Brief.
Where the word "ylabel" occurs in a line, return that line.

Entries shown.
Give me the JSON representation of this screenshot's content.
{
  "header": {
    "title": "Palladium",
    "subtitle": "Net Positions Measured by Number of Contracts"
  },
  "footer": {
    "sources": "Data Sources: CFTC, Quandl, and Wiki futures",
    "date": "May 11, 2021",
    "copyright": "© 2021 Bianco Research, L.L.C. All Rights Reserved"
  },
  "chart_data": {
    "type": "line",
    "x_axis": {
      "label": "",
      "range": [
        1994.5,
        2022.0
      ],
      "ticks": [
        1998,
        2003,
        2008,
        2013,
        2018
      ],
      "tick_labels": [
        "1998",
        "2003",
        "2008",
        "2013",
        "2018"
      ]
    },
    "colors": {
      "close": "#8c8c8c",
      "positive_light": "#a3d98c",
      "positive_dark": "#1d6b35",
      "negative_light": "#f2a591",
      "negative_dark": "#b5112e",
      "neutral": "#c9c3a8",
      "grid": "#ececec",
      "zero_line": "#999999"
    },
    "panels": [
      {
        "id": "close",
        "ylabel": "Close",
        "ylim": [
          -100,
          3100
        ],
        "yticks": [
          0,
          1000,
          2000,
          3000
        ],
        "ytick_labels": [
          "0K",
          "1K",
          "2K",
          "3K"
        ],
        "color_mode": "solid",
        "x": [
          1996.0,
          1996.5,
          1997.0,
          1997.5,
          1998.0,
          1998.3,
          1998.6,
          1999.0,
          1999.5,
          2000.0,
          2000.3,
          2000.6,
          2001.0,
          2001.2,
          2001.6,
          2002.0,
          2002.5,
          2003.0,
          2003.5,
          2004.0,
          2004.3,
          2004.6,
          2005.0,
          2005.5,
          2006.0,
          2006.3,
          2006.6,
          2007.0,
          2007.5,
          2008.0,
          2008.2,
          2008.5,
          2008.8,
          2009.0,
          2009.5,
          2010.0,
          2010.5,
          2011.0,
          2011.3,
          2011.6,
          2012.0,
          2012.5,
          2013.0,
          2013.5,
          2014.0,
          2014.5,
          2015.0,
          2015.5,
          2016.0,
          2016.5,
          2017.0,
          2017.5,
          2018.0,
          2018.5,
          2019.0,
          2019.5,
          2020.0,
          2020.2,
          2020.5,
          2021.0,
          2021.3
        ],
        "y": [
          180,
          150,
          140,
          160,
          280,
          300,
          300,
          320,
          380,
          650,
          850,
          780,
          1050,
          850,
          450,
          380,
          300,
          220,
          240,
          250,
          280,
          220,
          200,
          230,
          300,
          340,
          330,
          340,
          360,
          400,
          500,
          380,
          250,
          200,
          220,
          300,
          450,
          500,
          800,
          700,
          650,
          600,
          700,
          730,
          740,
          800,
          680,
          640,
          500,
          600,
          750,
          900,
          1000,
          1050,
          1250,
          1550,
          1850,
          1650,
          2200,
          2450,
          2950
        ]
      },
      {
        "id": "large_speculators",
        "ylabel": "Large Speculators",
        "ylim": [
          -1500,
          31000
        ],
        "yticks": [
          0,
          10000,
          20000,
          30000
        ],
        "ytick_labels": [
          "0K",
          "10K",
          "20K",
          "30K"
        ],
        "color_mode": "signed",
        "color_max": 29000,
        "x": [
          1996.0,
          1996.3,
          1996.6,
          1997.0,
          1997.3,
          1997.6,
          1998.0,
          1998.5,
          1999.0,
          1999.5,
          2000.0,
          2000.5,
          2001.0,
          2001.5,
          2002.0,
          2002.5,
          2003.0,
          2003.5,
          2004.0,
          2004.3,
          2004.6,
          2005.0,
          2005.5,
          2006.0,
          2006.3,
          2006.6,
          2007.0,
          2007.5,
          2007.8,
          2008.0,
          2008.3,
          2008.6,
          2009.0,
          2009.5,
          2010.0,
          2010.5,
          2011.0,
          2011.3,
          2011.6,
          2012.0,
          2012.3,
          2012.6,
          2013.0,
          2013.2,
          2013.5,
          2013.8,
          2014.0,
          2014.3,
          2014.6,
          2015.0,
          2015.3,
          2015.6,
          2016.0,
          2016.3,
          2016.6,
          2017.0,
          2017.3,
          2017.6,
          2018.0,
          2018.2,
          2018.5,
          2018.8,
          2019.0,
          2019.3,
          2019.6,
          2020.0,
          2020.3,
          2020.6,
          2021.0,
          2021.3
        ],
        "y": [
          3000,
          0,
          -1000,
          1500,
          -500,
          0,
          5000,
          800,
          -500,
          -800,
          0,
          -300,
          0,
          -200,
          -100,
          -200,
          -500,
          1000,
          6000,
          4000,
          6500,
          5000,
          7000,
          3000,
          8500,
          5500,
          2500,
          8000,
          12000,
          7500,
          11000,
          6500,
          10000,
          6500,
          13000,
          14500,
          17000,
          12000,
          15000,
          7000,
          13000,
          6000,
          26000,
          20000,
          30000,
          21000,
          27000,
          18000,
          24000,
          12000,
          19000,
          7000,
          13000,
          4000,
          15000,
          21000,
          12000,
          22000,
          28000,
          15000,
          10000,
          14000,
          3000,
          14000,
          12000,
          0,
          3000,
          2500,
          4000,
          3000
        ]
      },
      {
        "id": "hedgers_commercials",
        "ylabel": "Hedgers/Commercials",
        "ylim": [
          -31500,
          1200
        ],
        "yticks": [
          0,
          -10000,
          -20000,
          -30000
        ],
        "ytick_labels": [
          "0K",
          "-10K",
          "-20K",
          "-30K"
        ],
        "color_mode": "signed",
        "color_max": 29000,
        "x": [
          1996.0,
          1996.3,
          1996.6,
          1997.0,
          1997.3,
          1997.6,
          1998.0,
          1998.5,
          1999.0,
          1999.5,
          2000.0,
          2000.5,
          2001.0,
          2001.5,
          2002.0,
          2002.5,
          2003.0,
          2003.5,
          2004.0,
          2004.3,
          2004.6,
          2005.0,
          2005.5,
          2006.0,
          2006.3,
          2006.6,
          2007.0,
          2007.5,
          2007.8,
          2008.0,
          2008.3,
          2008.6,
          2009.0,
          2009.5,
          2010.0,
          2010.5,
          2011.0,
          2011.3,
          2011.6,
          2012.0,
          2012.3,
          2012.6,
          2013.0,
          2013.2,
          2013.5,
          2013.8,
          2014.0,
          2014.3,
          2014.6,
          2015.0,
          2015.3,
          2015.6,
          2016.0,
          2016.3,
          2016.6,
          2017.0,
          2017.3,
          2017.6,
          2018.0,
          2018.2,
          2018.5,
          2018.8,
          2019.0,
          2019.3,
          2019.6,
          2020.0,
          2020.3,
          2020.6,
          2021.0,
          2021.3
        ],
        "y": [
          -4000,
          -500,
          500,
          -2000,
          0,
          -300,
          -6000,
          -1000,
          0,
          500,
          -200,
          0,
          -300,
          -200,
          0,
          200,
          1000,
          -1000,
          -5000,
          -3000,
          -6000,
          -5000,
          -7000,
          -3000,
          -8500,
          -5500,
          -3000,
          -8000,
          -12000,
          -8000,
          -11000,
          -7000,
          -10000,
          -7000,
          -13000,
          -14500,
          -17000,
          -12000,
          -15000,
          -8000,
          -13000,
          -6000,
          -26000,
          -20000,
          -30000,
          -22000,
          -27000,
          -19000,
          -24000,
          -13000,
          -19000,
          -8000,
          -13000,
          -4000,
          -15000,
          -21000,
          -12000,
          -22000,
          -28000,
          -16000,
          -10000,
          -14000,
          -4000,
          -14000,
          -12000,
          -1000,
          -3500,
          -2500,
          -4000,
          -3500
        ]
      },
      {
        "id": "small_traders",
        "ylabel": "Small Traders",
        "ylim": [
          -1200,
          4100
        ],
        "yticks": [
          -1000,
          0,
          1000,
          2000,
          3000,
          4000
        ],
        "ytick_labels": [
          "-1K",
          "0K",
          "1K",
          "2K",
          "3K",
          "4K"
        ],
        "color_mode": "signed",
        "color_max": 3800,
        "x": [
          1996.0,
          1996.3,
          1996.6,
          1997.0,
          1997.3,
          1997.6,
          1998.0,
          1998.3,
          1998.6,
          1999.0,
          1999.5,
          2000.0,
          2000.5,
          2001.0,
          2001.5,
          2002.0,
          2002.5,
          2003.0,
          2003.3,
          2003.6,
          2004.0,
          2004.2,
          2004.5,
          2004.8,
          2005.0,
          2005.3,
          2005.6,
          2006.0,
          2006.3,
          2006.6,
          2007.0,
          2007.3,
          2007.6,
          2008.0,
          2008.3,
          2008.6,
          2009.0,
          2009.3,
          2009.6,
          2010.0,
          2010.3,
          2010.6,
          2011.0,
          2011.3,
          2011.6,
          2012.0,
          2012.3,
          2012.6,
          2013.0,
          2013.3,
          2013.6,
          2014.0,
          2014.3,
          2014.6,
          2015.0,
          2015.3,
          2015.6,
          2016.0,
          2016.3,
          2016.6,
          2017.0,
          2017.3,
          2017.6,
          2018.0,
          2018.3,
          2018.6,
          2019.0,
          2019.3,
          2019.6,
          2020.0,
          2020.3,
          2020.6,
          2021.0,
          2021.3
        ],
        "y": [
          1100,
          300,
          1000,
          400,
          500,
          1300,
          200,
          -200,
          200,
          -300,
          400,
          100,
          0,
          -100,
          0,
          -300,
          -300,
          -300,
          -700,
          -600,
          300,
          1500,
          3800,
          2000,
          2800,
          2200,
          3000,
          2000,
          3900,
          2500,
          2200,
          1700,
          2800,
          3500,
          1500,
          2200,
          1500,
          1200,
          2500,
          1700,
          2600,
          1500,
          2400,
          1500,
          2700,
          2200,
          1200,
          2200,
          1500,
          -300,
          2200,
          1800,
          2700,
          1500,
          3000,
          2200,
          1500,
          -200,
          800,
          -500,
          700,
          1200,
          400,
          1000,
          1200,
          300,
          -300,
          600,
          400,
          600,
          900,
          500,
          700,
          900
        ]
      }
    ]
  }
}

Answer.
        "ylabel": "Close",
        "ylabel": "Large Speculators",
        "ylabel": "Hedgers/Commercials",
        "ylabel": "Small Traders",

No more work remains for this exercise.